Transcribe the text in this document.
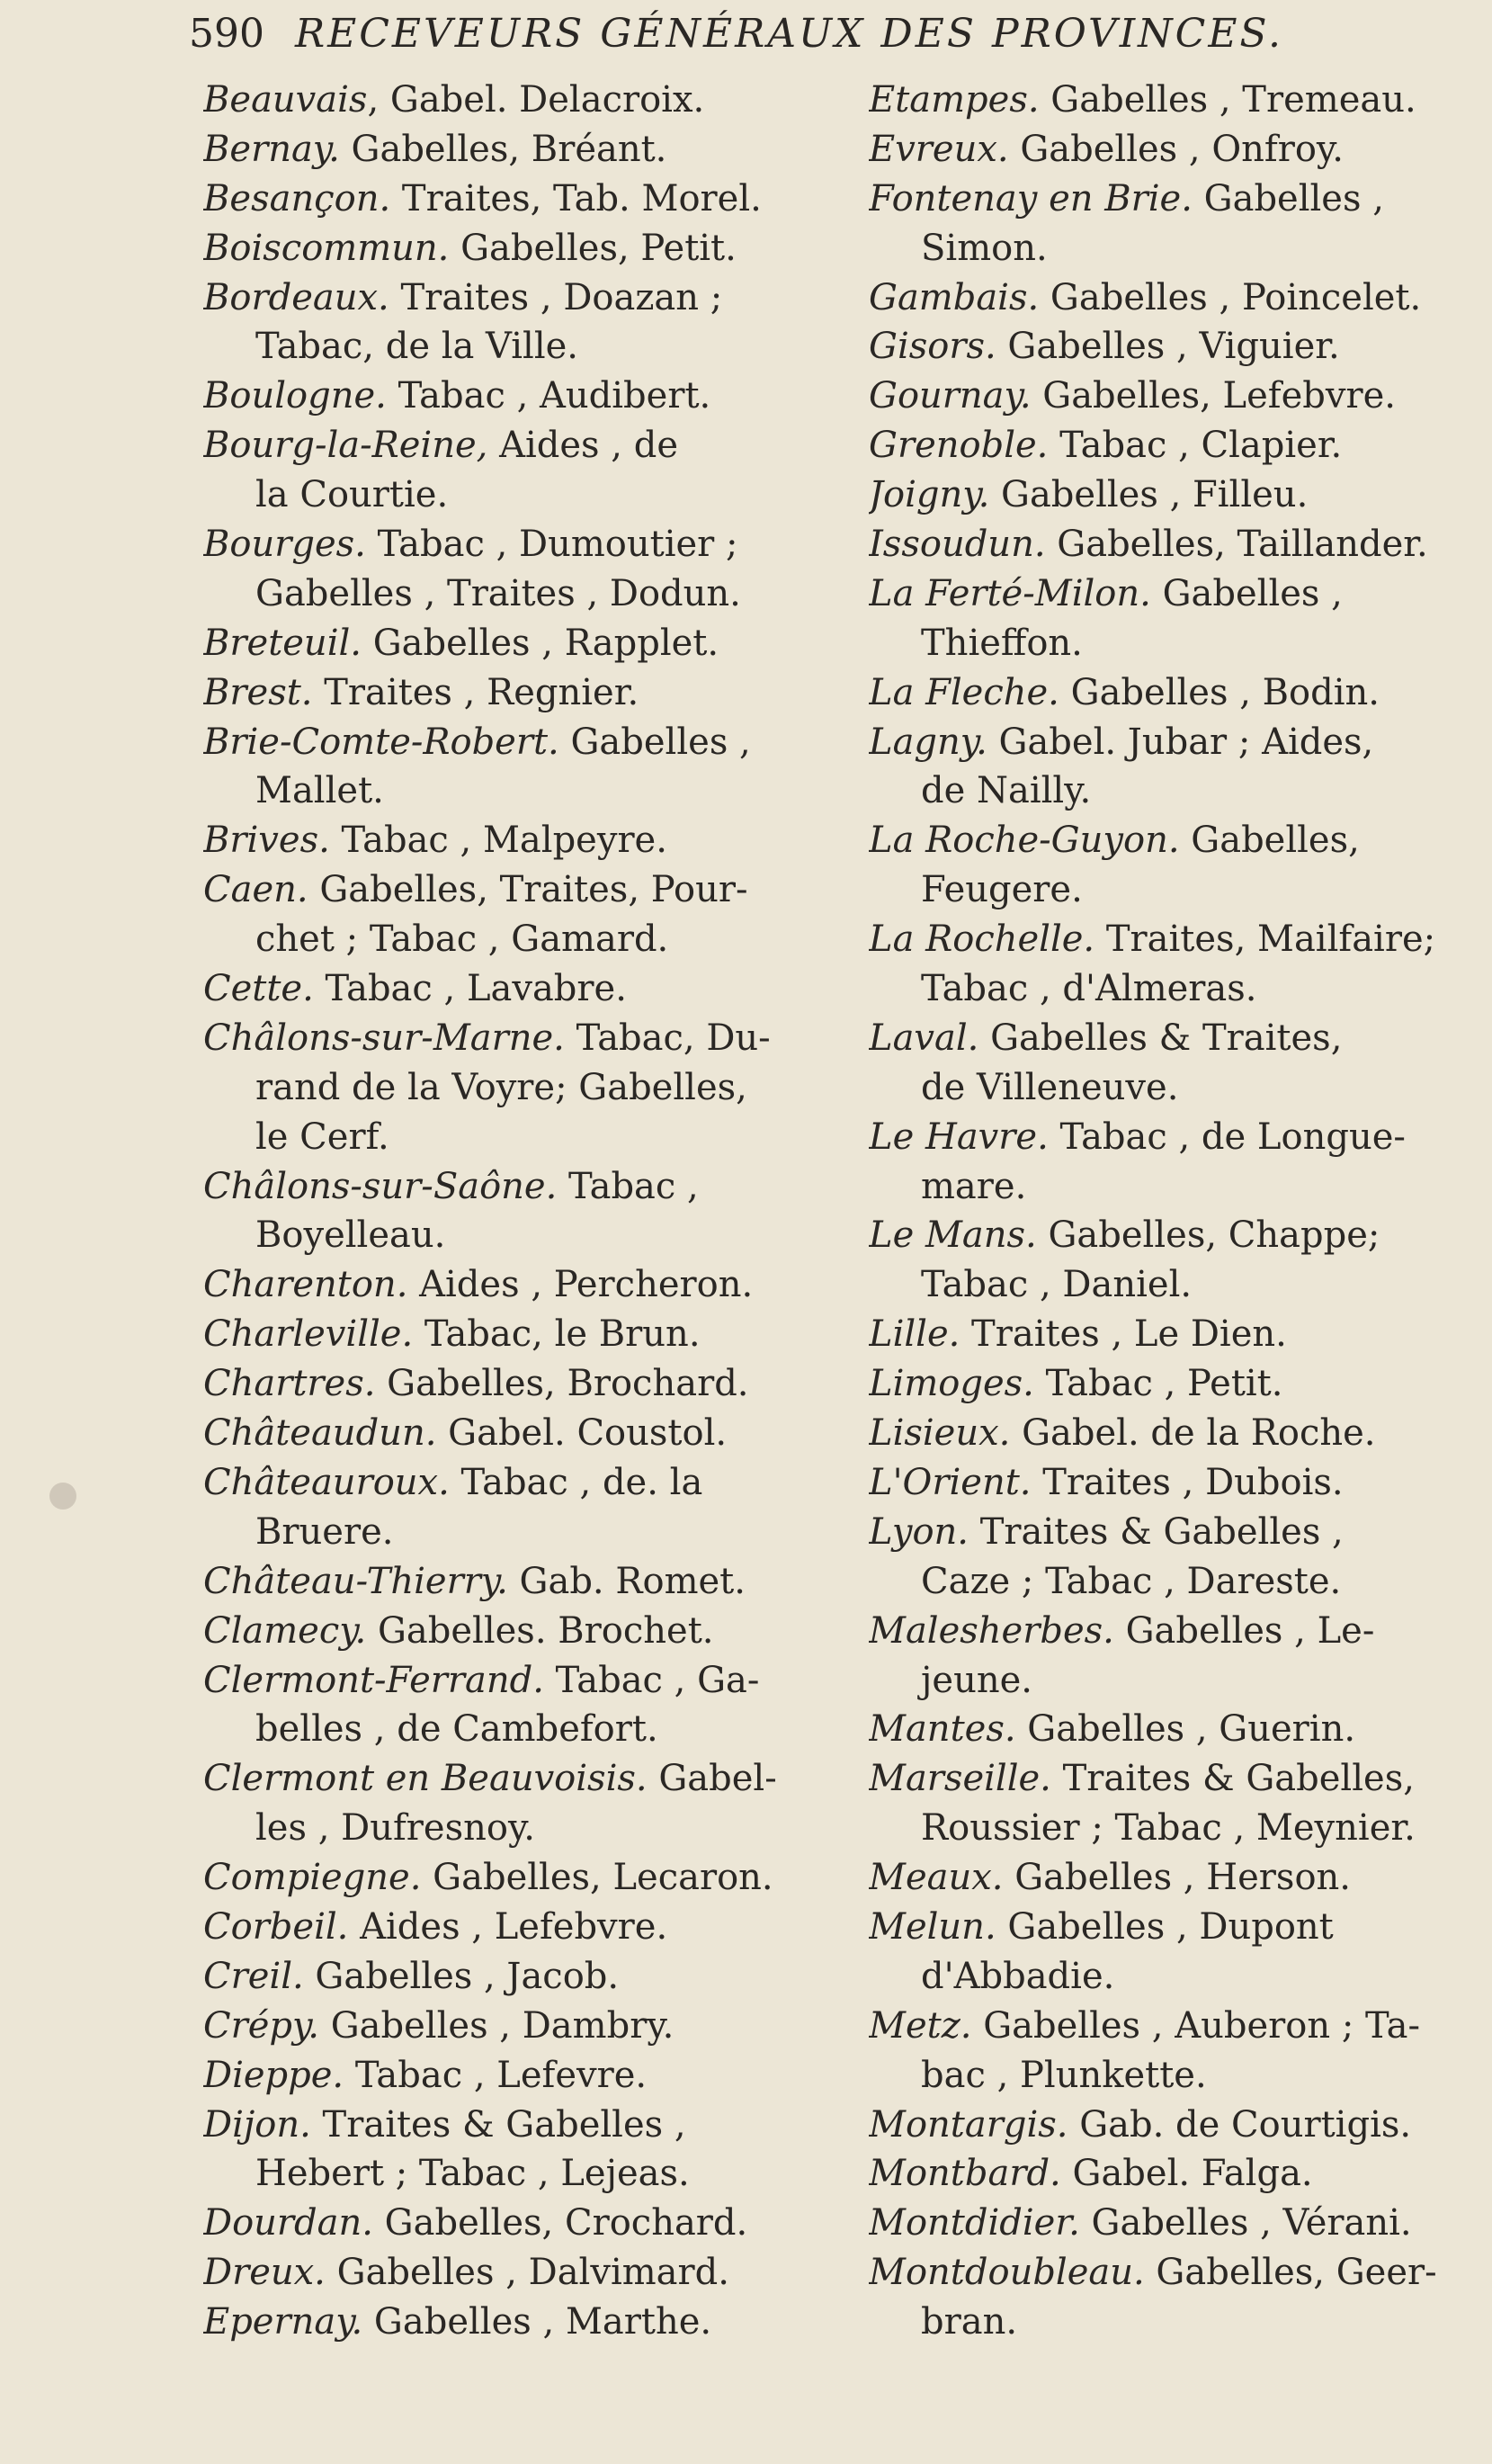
590 RECEVEURS GÉNÉRAUX DES PROVINCES.
Beauvais, Gabel. Delacroix.
Bernay. Gabelles, Bréant.
Besançon. Traites, Tab. Morel.
Boiscommun. Gabelles, Petit.
Bordeaux. Traites , Doazan ;
Tabac, de la Ville.
Boulogne. Tabac , Audibert.
Bourg-la-Reine, Aides , de
la Courtie.
Bourges. Tabac , Dumoutier ;
Gabelles , Traites , Dodun.
Breteuil. Gabelles , Rapplet.
Brest. Traites , Regnier.
Brie-Comte-Robert. Gabelles ,
Mallet.
Brives. Tabac , Malpeyre.
Caen. Gabelles, Traites, Pour-
chet ; Tabac , Gamard.
Cette. Tabac , Lavabre.
Châlons-sur-Marne. Tabac, Du-
rand de la Voyre; Gabelles,
le Cerf.
Châlons-sur-Saône. Tabac ,
Boyelleau.
Charenton. Aides , Percheron.
Charleville. Tabac, le Brun.
Chartres. Gabelles, Brochard.
Châteaudun. Gabel. Coustol.
Châteauroux. Tabac , de. la
Bruere.
Château-Thierry. Gab. Romet.
Clamecy. Gabelles. Brochet.
Clermont-Ferrand. Tabac , Ga-
belles , de Cambefort.
Clermont en Beauvoisis. Gabel-
les , Dufresnoy.
Compiegne. Gabelles, Lecaron.
Corbeil. Aides , Lefebvre.
Creil. Gabelles , Jacob.
Crépy. Gabelles , Dambry.
Dieppe. Tabac , Lefevre.
Dijon. Traites & Gabelles ,
Hebert ; Tabac , Lejeas.
Dourdan. Gabelles, Crochard.
Dreux. Gabelles , Dalvimard.
Epernay. Gabelles , Marthe.
Etampes. Gabelles , Tremeau.
Evreux. Gabelles , Onfroy.
Fontenay en Brie. Gabelles ,
Simon.
Gambais. Gabelles , Poincelet.
Gisors. Gabelles , Viguier.
Gournay. Gabelles, Lefebvre.
Grenoble. Tabac , Clapier.
Joigny. Gabelles , Filleu.
Issoudun. Gabelles, Taillander.
La Ferté-Milon. Gabelles ,
Thieffon.
La Fleche. Gabelles , Bodin.
Lagny. Gabel. Jubar ; Aides,
de Nailly.
La Roche-Guyon. Gabelles,
Feugere.
La Rochelle. Traites, Mailfaire;
Tabac , d'Almeras.
Laval. Gabelles & Traites,
de Villeneuve.
Le Havre. Tabac , de Longue-
mare.
Le Mans. Gabelles, Chappe;
Tabac , Daniel.
Lille. Traites , Le Dien.
Limoges. Tabac , Petit.
Lisieux. Gabel. de la Roche.
L'Orient. Traites , Dubois.
Lyon. Traites & Gabelles ,
Caze ; Tabac , Dareste.
Malesherbes. Gabelles , Le-
jeune.
Mantes. Gabelles , Guerin.
Marseille. Traites & Gabelles,
Roussier ; Tabac , Meynier.
Meaux. Gabelles , Herson.
Melun. Gabelles , Dupont
d'Abbadie.
Metz. Gabelles , Auberon ; Ta-
bac , Plunkette.
Montargis. Gab. de Courtigis.
Montbard. Gabel. Falga.
Montdidier. Gabelles , Vérani.
Montdoubleau. Gabelles, Geer-
bran.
□ □ □
Locate all lines in the listing above with the word "Lefebvre". Copy them.

### Result of this task
Corbeil. Aides , Lefebvre.
Gournay. Gabelles, Lefebvre.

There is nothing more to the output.